TASK REQUIREMENTS:
Write out the listing beneath this instruction in its entirety, exactly as it reads.

ENTRIES SUPPLIED:
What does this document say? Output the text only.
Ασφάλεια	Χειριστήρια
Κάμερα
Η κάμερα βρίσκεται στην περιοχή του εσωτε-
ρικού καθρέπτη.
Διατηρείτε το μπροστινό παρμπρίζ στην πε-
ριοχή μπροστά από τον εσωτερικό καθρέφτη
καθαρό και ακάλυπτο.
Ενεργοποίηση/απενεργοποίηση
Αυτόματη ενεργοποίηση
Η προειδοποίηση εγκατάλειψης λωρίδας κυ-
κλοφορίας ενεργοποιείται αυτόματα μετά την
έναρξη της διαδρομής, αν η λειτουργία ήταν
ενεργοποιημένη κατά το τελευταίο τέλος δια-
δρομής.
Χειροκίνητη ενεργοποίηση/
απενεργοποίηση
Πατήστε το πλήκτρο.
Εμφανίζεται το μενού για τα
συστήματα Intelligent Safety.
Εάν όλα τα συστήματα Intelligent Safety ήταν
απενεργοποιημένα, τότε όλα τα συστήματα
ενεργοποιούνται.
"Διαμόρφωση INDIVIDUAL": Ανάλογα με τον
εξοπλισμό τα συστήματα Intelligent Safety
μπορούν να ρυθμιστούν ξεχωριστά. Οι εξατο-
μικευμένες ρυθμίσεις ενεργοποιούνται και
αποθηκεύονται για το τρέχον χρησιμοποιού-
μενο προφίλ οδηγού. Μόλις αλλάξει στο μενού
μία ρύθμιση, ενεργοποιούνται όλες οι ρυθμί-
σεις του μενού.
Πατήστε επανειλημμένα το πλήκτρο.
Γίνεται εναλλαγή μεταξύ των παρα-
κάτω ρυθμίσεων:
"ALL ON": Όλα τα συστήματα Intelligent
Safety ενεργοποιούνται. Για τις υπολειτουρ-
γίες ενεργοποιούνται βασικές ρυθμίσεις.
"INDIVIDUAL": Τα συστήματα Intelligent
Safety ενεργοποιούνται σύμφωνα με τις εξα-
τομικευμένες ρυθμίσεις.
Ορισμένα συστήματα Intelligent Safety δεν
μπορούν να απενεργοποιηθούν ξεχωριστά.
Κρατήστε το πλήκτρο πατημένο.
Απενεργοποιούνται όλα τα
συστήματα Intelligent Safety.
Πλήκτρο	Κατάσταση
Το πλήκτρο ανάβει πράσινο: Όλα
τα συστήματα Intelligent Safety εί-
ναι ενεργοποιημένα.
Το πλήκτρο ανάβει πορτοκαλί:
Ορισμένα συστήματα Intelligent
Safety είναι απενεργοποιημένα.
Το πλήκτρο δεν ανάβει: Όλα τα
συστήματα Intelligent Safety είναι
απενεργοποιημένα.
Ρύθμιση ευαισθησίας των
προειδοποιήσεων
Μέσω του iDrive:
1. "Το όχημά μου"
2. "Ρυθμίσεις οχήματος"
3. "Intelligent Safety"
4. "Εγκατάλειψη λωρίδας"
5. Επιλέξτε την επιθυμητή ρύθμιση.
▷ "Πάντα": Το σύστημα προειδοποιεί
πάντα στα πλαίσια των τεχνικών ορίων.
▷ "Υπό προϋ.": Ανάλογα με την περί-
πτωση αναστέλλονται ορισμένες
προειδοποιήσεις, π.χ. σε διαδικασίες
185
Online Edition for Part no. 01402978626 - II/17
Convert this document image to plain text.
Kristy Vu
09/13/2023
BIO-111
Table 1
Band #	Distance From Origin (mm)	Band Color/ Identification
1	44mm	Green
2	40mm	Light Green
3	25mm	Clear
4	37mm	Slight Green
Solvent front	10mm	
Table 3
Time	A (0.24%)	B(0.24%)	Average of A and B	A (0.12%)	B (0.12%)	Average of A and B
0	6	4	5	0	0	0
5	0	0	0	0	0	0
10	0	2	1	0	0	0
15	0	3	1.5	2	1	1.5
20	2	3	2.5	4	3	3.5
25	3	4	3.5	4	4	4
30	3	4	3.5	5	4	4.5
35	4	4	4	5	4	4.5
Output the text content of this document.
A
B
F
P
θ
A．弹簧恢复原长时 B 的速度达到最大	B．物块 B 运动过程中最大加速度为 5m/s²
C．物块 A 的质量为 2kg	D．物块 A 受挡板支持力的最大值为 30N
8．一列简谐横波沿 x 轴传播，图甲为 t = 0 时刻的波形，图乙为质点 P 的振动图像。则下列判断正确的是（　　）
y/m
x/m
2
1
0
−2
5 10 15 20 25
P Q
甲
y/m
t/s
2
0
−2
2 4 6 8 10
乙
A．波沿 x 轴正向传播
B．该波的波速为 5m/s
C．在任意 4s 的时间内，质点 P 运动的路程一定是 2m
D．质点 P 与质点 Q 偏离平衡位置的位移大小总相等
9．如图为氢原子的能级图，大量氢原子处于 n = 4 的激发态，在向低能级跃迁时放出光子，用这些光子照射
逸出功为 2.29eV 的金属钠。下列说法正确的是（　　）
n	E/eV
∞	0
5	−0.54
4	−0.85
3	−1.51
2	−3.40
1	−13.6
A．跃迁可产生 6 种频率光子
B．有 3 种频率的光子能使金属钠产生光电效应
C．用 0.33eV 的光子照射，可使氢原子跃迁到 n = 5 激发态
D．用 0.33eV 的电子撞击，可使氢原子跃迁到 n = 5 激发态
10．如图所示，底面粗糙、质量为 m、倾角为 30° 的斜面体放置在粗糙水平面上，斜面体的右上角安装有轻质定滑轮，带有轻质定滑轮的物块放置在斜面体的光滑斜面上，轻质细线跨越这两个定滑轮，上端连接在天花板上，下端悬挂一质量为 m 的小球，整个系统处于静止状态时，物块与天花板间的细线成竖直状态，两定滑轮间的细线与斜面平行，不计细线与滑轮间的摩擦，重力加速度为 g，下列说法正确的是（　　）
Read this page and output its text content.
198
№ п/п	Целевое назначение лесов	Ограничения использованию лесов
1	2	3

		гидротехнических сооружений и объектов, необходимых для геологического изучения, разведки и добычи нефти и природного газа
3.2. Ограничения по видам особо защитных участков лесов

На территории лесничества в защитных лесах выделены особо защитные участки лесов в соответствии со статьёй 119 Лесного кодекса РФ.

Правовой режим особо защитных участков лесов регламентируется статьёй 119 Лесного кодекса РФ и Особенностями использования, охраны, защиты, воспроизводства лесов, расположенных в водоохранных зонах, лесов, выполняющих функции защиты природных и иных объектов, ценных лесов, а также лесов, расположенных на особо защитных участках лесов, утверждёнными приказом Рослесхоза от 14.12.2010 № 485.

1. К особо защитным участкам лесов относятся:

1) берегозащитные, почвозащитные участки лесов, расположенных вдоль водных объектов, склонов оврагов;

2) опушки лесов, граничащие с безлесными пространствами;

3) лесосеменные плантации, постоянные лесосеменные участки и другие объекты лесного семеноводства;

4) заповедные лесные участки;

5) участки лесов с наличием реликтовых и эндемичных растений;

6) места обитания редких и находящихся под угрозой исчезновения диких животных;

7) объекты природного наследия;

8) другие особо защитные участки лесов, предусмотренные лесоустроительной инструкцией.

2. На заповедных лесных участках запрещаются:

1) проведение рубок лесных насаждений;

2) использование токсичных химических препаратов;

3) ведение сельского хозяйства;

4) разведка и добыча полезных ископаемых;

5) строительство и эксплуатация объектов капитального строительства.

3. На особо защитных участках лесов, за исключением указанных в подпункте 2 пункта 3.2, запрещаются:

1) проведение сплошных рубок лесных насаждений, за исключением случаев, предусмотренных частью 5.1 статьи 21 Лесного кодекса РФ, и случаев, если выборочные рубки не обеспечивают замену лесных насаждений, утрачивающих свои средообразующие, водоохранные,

TASK ANSWER:
What does this document say? Output the text only.
Ασφάλεια	Χειριστήρια
Κάμερα
Η κάμερα βρίσκεται στην περιοχή του εσωτε-
ρικού καθρέπτη.
Διατηρείτε το μπροστινό παρμπρίζ στην πε-
ριοχή μπροστά από τον εσωτερικό καθρέφτη
καθαρό και ακάλυπτο.
Ενεργοποίηση/απενεργοποίηση
Αυτόματη ενεργοποίηση
Η προειδοποίηση εγκατάλειψης λωρίδας κυ-
κλοφορίας ενεργοποιείται αυτόματα μετά την
έναρξη της διαδρομής, αν η λειτουργία ήταν
ενεργοποιημένη κατά το τελευταίο τέλος δια-
δρομής.
Χειροκίνητη ενεργοποίηση/
απενεργοποίηση
Πατήστε το πλήκτρο.
Εμφανίζεται το μενού για τα
συστήματα Intelligent Safety.
Εάν όλα τα συστήματα Intelligent Safety ήταν
απενεργοποιημένα, τότε όλα τα συστήματα
ενεργοποιούνται.
"Διαμόρφωση INDIVIDUAL": Ανάλογα με τον
εξοπλισμό τα συστήματα Intelligent Safety
μπορούν να ρυθμιστούν ξεχωριστά. Οι εξατο-
μικευμένες ρυθμίσεις ενεργοποιούνται και
αποθηκεύονται για το τρέχον χρησιμοποιού-
μενο προφίλ οδηγού. Μόλις αλλάξει στο μενού
μία ρύθμιση, ενεργοποιούνται όλες οι ρυθμί-
σεις του μενού.
Πατήστε επανειλημμένα το πλήκτρο.
Γίνεται εναλλαγή μεταξύ των παρα-
κάτω ρυθμίσεων:
"ALL ON": Όλα τα συστήματα Intelligent
Safety ενεργοποιούνται. Για τις υπολειτουρ-
γίες ενεργοποιούνται βασικές ρυθμίσεις.
"INDIVIDUAL": Τα συστήματα Intelligent
Safety ενεργοποιούνται σύμφωνα με τις εξα-
τομικευμένες ρυθμίσεις.
Ορισμένα συστήματα Intelligent Safety δεν
μπορούν να απενεργοποιηθούν ξεχωριστά.
Κρατήστε το πλήκτρο πατημένο.
Απενεργοποιούνται όλα τα
συστήματα Intelligent Safety.
Πλήκτρο	Κατάσταση
Το πλήκτρο ανάβει πράσινο: Όλα
τα συστήματα Intelligent Safety εί-
ναι ενεργοποιημένα.
Το πλήκτρο ανάβει πορτοκαλί:
Ορισμένα συστήματα Intelligent
Safety είναι απενεργοποιημένα.
Το πλήκτρο δεν ανάβει: Όλα τα
συστήματα Intelligent Safety είναι
απενεργοποιημένα.
Ρύθμιση ευαισθησίας των
προειδοποιήσεων
Μέσω του iDrive:
1. "Το όχημά μου"
2. "Ρυθμίσεις οχήματος"
3. "Intelligent Safety"
4. "Εγκατάλειψη λωρίδας"
5. Επιλέξτε την επιθυμητή ρύθμιση.
▷ "Πάντα": Το σύστημα προειδοποιεί
πάντα στα πλαίσια των τεχνικών ορίων.
▷ "Υπό προϋ.": Ανάλογα με την περί-
πτωση αναστέλλονται ορισμένες
προειδοποιήσεις, π.χ. σε διαδικασίες
185
Online Edition for Part no. 01402978626 - II/17
Convert this document image to plain text.
Kristy Vu
09/13/2023
BIO-111
Table 1
Band #	Distance From Origin (mm)	Band Color/ Identification
1	44mm	Green
2	40mm	Light Green
3	25mm	Clear
4	37mm	Slight Green
Solvent front	10mm	
Table 3
Time	A (0.24%)	B(0.24%)	Average of A and B	A (0.12%)	B (0.12%)	Average of A and B
0	6	4	5	0	0	0
5	0	0	0	0	0	0
10	0	2	1	0	0	0
15	0	3	1.5	2	1	1.5
20	2	3	2.5	4	3	3.5
25	3	4	3.5	4	4	4
30	3	4	3.5	5	4	4.5
35	4	4	4	5	4	4.5
Output the text content of this document.
A
B
F
P
θ
A．弹簧恢复原长时 B 的速度达到最大	B．物块 B 运动过程中最大加速度为 5m/s²
C．物块 A 的质量为 2kg	D．物块 A 受挡板支持力的最大值为 30N
8．一列简谐横波沿 x 轴传播，图甲为 t = 0 时刻的波形，图乙为质点 P 的振动图像。则下列判断正确的是（　　）
y/m
x/m
2
1
0
−2
5 10 15 20 25
P Q
甲
y/m
t/s
2
0
−2
2 4 6 8 10
乙
A．波沿 x 轴正向传播
B．该波的波速为 5m/s
C．在任意 4s 的时间内，质点 P 运动的路程一定是 2m
D．质点 P 与质点 Q 偏离平衡位置的位移大小总相等
9．如图为氢原子的能级图，大量氢原子处于 n = 4 的激发态，在向低能级跃迁时放出光子，用这些光子照射
逸出功为 2.29eV 的金属钠。下列说法正确的是（　　）
n	E/eV
∞	0
5	−0.54
4	−0.85
3	−1.51
2	−3.40
1	−13.6
A．跃迁可产生 6 种频率光子
B．有 3 种频率的光子能使金属钠产生光电效应
C．用 0.33eV 的光子照射，可使氢原子跃迁到 n = 5 激发态
D．用 0.33eV 的电子撞击，可使氢原子跃迁到 n = 5 激发态
10．如图所示，底面粗糙、质量为 m、倾角为 30° 的斜面体放置在粗糙水平面上，斜面体的右上角安装有轻质定滑轮，带有轻质定滑轮的物块放置在斜面体的光滑斜面上，轻质细线跨越这两个定滑轮，上端连接在天花板上，下端悬挂一质量为 m 的小球，整个系统处于静止状态时，物块与天花板间的细线成竖直状态，两定滑轮间的细线与斜面平行，不计细线与滑轮间的摩擦，重力加速度为 g，下列说法正确的是（　　）
Read this page and output its text content.
198
№ п/п	Целевое назначение лесов	Ограничения использованию лесов
1	2	3

		гидротехнических сооружений и объектов, необходимых для геологического изучения, разведки и добычи нефти и природного газа
3.2. Ограничения по видам особо защитных участков лесов

На территории лесничества в защитных лесах выделены особо защитные участки лесов в соответствии со статьёй 119 Лесного кодекса РФ.

Правовой режим особо защитных участков лесов регламентируется статьёй 119 Лесного кодекса РФ и Особенностями использования, охраны, защиты, воспроизводства лесов, расположенных в водоохранных зонах, лесов, выполняющих функции защиты природных и иных объектов, ценных лесов, а также лесов, расположенных на особо защитных участках лесов, утверждёнными приказом Рослесхоза от 14.12.2010 № 485.

1. К особо защитным участкам лесов относятся:

1) берегозащитные, почвозащитные участки лесов, расположенных вдоль водных объектов, склонов оврагов;

2) опушки лесов, граничащие с безлесными пространствами;

3) лесосеменные плантации, постоянные лесосеменные участки и другие объекты лесного семеноводства;

4) заповедные лесные участки;

5) участки лесов с наличием реликтовых и эндемичных растений;

6) места обитания редких и находящихся под угрозой исчезновения диких животных;

7) объекты природного наследия;

8) другие особо защитные участки лесов, предусмотренные лесоустроительной инструкцией.

2. На заповедных лесных участках запрещаются:

1) проведение рубок лесных насаждений;

2) использование токсичных химических препаратов;

3) ведение сельского хозяйства;

4) разведка и добыча полезных ископаемых;

5) строительство и эксплуатация объектов капитального строительства.

3. На особо защитных участках лесов, за исключением указанных в подпункте 2 пункта 3.2, запрещаются:

1) проведение сплошных рубок лесных насаждений, за исключением случаев, предусмотренных частью 5.1 статьи 21 Лесного кодекса РФ, и случаев, если выборочные рубки не обеспечивают замену лесных насаждений, утрачивающих свои средообразующие, водоохранные,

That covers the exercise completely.